## Required work
Keep only the lines that hold the string "Hippocampal", filtering out the rest of the entries below.

## Data for this exercise
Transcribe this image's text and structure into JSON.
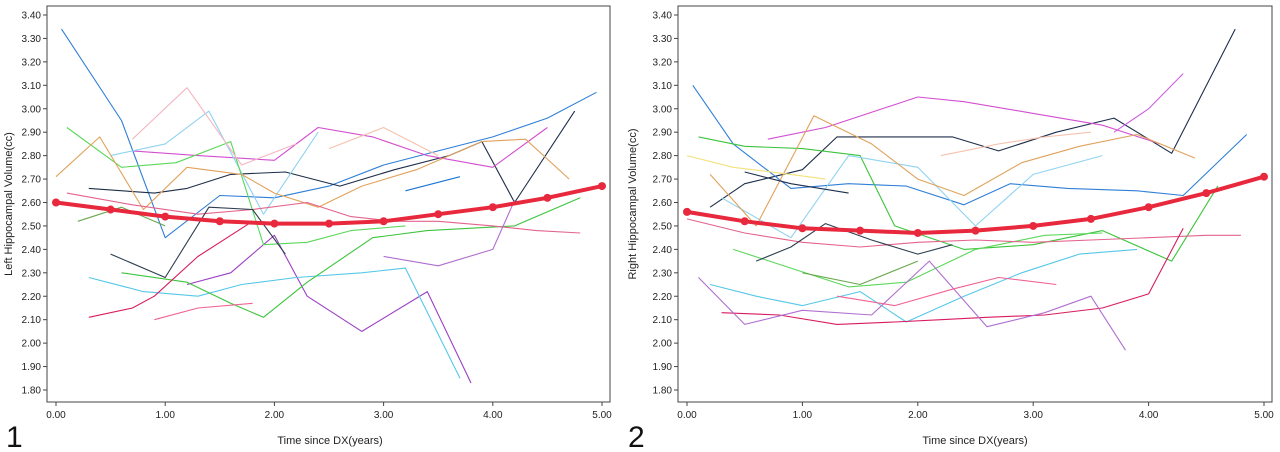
{
  "chart_data": [
    {
      "type": "line",
      "panel_label": "1",
      "xlabel": "Time since DX(years)",
      "ylabel": "Left Hippocampal Volume(cc)",
      "xlim": [
        0,
        5
      ],
      "ylim": [
        1.8,
        3.4
      ],
      "x_ticks": [
        "0.00",
        "1.00",
        "2.00",
        "3.00",
        "4.00",
        "5.00"
      ],
      "y_ticks": [
        "1.80",
        "1.90",
        "2.00",
        "2.10",
        "2.20",
        "2.30",
        "2.40",
        "2.50",
        "2.60",
        "2.70",
        "2.80",
        "2.90",
        "3.00",
        "3.10",
        "3.20",
        "3.30",
        "3.40"
      ],
      "grid": false,
      "fit": {
        "color": "#e8283c",
        "x": [
          0.0,
          0.5,
          1.0,
          1.5,
          2.0,
          2.5,
          3.0,
          3.5,
          4.0,
          4.5,
          5.0
        ],
        "y": [
          2.6,
          2.57,
          2.54,
          2.52,
          2.51,
          2.51,
          2.52,
          2.55,
          2.58,
          2.62,
          2.67
        ]
      },
      "series": [
        {
          "color": "#2f7fd6",
          "x": [
            0.05,
            0.6,
            1.0,
            1.5,
            2.0,
            2.5,
            3.0,
            3.5,
            4.0,
            4.5,
            4.95
          ],
          "y": [
            3.34,
            2.95,
            2.45,
            2.63,
            2.62,
            2.67,
            2.76,
            2.82,
            2.88,
            2.96,
            3.07
          ]
        },
        {
          "color": "#1d2e4a",
          "x": [
            0.3,
            0.9,
            1.2,
            1.6,
            2.1,
            2.6,
            3.1,
            3.6,
            3.9,
            4.2,
            4.75
          ],
          "y": [
            2.66,
            2.64,
            2.66,
            2.72,
            2.73,
            2.67,
            2.74,
            2.8,
            2.86,
            2.6,
            2.99
          ]
        },
        {
          "color": "#9b3fc4",
          "x": [
            1.2,
            1.6,
            2.0,
            2.3,
            2.8,
            3.4,
            3.8
          ],
          "y": [
            2.25,
            2.3,
            2.46,
            2.2,
            2.05,
            2.22,
            1.83
          ]
        },
        {
          "color": "#d34fd0",
          "x": [
            0.7,
            1.3,
            2.0,
            2.4,
            2.9,
            3.4,
            4.0,
            4.5
          ],
          "y": [
            2.82,
            2.8,
            2.78,
            2.92,
            2.88,
            2.8,
            2.75,
            2.92
          ]
        },
        {
          "color": "#56c7e8",
          "x": [
            0.3,
            0.8,
            1.3,
            1.7,
            2.2,
            2.8,
            3.2,
            3.7
          ],
          "y": [
            2.28,
            2.22,
            2.2,
            2.25,
            2.28,
            2.3,
            2.32,
            1.85
          ]
        },
        {
          "color": "#8fd3f1",
          "x": [
            0.5,
            1.0,
            1.4,
            1.9,
            2.4
          ],
          "y": [
            2.8,
            2.85,
            2.99,
            2.55,
            2.9
          ]
        },
        {
          "color": "#5bd75b",
          "x": [
            0.1,
            0.6,
            1.1,
            1.6,
            1.9,
            2.3,
            2.7,
            3.2
          ],
          "y": [
            2.92,
            2.75,
            2.77,
            2.86,
            2.42,
            2.43,
            2.48,
            2.5
          ]
        },
        {
          "color": "#3cc43c",
          "x": [
            0.6,
            1.2,
            1.6,
            1.9,
            2.3,
            2.9,
            3.4,
            4.2,
            4.8
          ],
          "y": [
            2.3,
            2.26,
            2.17,
            2.11,
            2.26,
            2.45,
            2.48,
            2.5,
            2.62
          ]
        },
        {
          "color": "#e0a25c",
          "x": [
            0.0,
            0.4,
            0.8,
            1.2,
            1.7,
            2.0,
            2.4,
            2.8,
            3.3,
            3.9,
            4.3,
            4.7
          ],
          "y": [
            2.71,
            2.88,
            2.57,
            2.75,
            2.72,
            2.64,
            2.58,
            2.67,
            2.74,
            2.86,
            2.87,
            2.7
          ]
        },
        {
          "color": "#e4638c",
          "x": [
            0.1,
            0.7,
            1.3,
            1.8,
            2.3,
            2.7,
            3.1,
            3.5,
            4.0,
            4.4,
            4.8
          ],
          "y": [
            2.64,
            2.59,
            2.55,
            2.57,
            2.6,
            2.54,
            2.52,
            2.52,
            2.5,
            2.48,
            2.47
          ]
        },
        {
          "color": "#d81b60",
          "x": [
            0.3,
            0.7,
            0.9,
            1.3,
            1.8
          ],
          "y": [
            2.11,
            2.15,
            2.2,
            2.37,
            2.52
          ]
        },
        {
          "color": "#f06292",
          "x": [
            0.9,
            1.3,
            1.8
          ],
          "y": [
            2.1,
            2.15,
            2.17
          ]
        },
        {
          "color": "#2c3e50",
          "x": [
            0.5,
            1.0,
            1.4,
            1.8,
            2.1
          ],
          "y": [
            2.38,
            2.28,
            2.58,
            2.57,
            2.38
          ]
        },
        {
          "color": "#f4b6c2",
          "x": [
            0.7,
            1.2,
            1.7,
            2.2
          ],
          "y": [
            2.87,
            3.09,
            2.76,
            2.85
          ]
        },
        {
          "color": "#f5c2ad",
          "x": [
            2.5,
            3.0,
            3.5
          ],
          "y": [
            2.83,
            2.92,
            2.8
          ]
        },
        {
          "color": "#6aa84f",
          "x": [
            0.2,
            0.6,
            1.0
          ],
          "y": [
            2.52,
            2.58,
            2.5
          ]
        },
        {
          "color": "#1976d2",
          "x": [
            3.2,
            3.7
          ],
          "y": [
            2.65,
            2.71
          ]
        },
        {
          "color": "#b06fd0",
          "x": [
            3.0,
            3.5,
            4.0,
            4.2
          ],
          "y": [
            2.37,
            2.33,
            2.4,
            2.61
          ]
        }
      ]
    },
    {
      "type": "line",
      "panel_label": "2",
      "xlabel": "Time since DX(years)",
      "ylabel": "Right Hippocampal Volume(cc)",
      "xlim": [
        0,
        5
      ],
      "ylim": [
        1.8,
        3.4
      ],
      "x_ticks": [
        "0.00",
        "1.00",
        "2.00",
        "3.00",
        "4.00",
        "5.00"
      ],
      "y_ticks": [
        "1.80",
        "1.90",
        "2.00",
        "2.10",
        "2.20",
        "2.30",
        "2.40",
        "2.50",
        "2.60",
        "2.70",
        "2.80",
        "2.90",
        "3.00",
        "3.10",
        "3.20",
        "3.30",
        "3.40"
      ],
      "grid": false,
      "fit": {
        "color": "#e8283c",
        "x": [
          0.0,
          0.5,
          1.0,
          1.5,
          2.0,
          2.5,
          3.0,
          3.5,
          4.0,
          4.5,
          5.0
        ],
        "y": [
          2.56,
          2.52,
          2.49,
          2.48,
          2.47,
          2.48,
          2.5,
          2.53,
          2.58,
          2.64,
          2.71
        ]
      },
      "series": [
        {
          "color": "#1d2e4a",
          "x": [
            0.2,
            0.5,
            1.0,
            1.3,
            1.8,
            2.3,
            2.7,
            3.2,
            3.7,
            4.2,
            4.75
          ],
          "y": [
            2.58,
            2.68,
            2.74,
            2.88,
            2.88,
            2.88,
            2.82,
            2.9,
            2.96,
            2.81,
            3.34
          ]
        },
        {
          "color": "#2f7fd6",
          "x": [
            0.05,
            0.4,
            0.9,
            1.4,
            1.9,
            2.4,
            2.8,
            3.3,
            3.9,
            4.3,
            4.85
          ],
          "y": [
            3.1,
            2.85,
            2.66,
            2.68,
            2.67,
            2.59,
            2.68,
            2.66,
            2.65,
            2.63,
            2.89
          ]
        },
        {
          "color": "#d34fd0",
          "x": [
            0.7,
            1.2,
            2.0,
            2.4,
            3.0,
            3.6,
            4.1
          ],
          "y": [
            2.87,
            2.92,
            3.05,
            3.03,
            2.98,
            2.93,
            2.85
          ]
        },
        {
          "color": "#cd5fe0",
          "x": [
            3.7,
            4.0,
            4.3
          ],
          "y": [
            2.9,
            3.0,
            3.15
          ]
        },
        {
          "color": "#3cc43c",
          "x": [
            0.1,
            0.5,
            1.0,
            1.5,
            1.8,
            2.4,
            3.0,
            3.6,
            4.2,
            4.6
          ],
          "y": [
            2.88,
            2.84,
            2.83,
            2.8,
            2.5,
            2.4,
            2.42,
            2.48,
            2.35,
            2.67
          ]
        },
        {
          "color": "#5bd75b",
          "x": [
            0.4,
            0.9,
            1.4,
            1.9,
            2.5,
            3.1,
            3.6
          ],
          "y": [
            2.4,
            2.32,
            2.24,
            2.26,
            2.4,
            2.46,
            2.47
          ]
        },
        {
          "color": "#56c7e8",
          "x": [
            0.2,
            0.6,
            1.0,
            1.5,
            1.9,
            2.4,
            2.9,
            3.4,
            3.9
          ],
          "y": [
            2.25,
            2.2,
            2.16,
            2.22,
            2.09,
            2.2,
            2.3,
            2.38,
            2.4
          ]
        },
        {
          "color": "#8fd3f1",
          "x": [
            0.3,
            0.9,
            1.4,
            2.0,
            2.5,
            3.0,
            3.6
          ],
          "y": [
            2.62,
            2.45,
            2.8,
            2.75,
            2.5,
            2.72,
            2.8
          ]
        },
        {
          "color": "#e4638c",
          "x": [
            0.0,
            0.5,
            1.0,
            1.5,
            2.0,
            2.5,
            3.0,
            3.5,
            4.0,
            4.5,
            4.8
          ],
          "y": [
            2.53,
            2.47,
            2.43,
            2.41,
            2.43,
            2.44,
            2.43,
            2.44,
            2.45,
            2.46,
            2.46
          ]
        },
        {
          "color": "#d81b60",
          "x": [
            0.3,
            0.8,
            1.3,
            1.8,
            2.2,
            2.6,
            3.1,
            3.6,
            4.0,
            4.3
          ],
          "y": [
            2.13,
            2.12,
            2.08,
            2.09,
            2.1,
            2.11,
            2.12,
            2.15,
            2.21,
            2.49
          ]
        },
        {
          "color": "#b06fd0",
          "x": [
            0.1,
            0.5,
            1.0,
            1.6,
            2.1,
            2.6,
            3.1,
            3.5,
            3.8
          ],
          "y": [
            2.28,
            2.08,
            2.14,
            2.12,
            2.35,
            2.07,
            2.13,
            2.2,
            1.97
          ]
        },
        {
          "color": "#e0a25c",
          "x": [
            0.2,
            0.6,
            1.1,
            1.6,
            2.0,
            2.4,
            2.9,
            3.4,
            3.9,
            4.4
          ],
          "y": [
            2.72,
            2.5,
            2.97,
            2.85,
            2.7,
            2.63,
            2.77,
            2.84,
            2.89,
            2.79
          ]
        },
        {
          "color": "#2c3e50",
          "x": [
            0.6,
            0.9,
            1.2,
            1.6,
            2.0,
            2.3
          ],
          "y": [
            2.35,
            2.41,
            2.51,
            2.44,
            2.38,
            2.42
          ]
        },
        {
          "color": "#f06292",
          "x": [
            1.3,
            1.8,
            2.3,
            2.7,
            3.2
          ],
          "y": [
            2.2,
            2.16,
            2.23,
            2.28,
            2.25
          ]
        },
        {
          "color": "#f4e17a",
          "x": [
            0.0,
            0.4,
            0.9,
            1.2
          ],
          "y": [
            2.8,
            2.75,
            2.72,
            2.7
          ]
        },
        {
          "color": "#1d2e4a",
          "x": [
            0.5,
            0.9,
            1.4
          ],
          "y": [
            2.73,
            2.68,
            2.64
          ]
        },
        {
          "color": "#f5c2ad",
          "x": [
            2.2,
            2.7,
            3.1,
            3.5
          ],
          "y": [
            2.8,
            2.85,
            2.88,
            2.9
          ]
        },
        {
          "color": "#6aa84f",
          "x": [
            1.0,
            1.5,
            2.0
          ],
          "y": [
            2.3,
            2.25,
            2.35
          ]
        }
      ]
    }
  ]
}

## Response for this exercise
      "ylabel": "Left Hippocampal Volume(cc)",
      "ylabel": "Right Hippocampal Volume(cc)",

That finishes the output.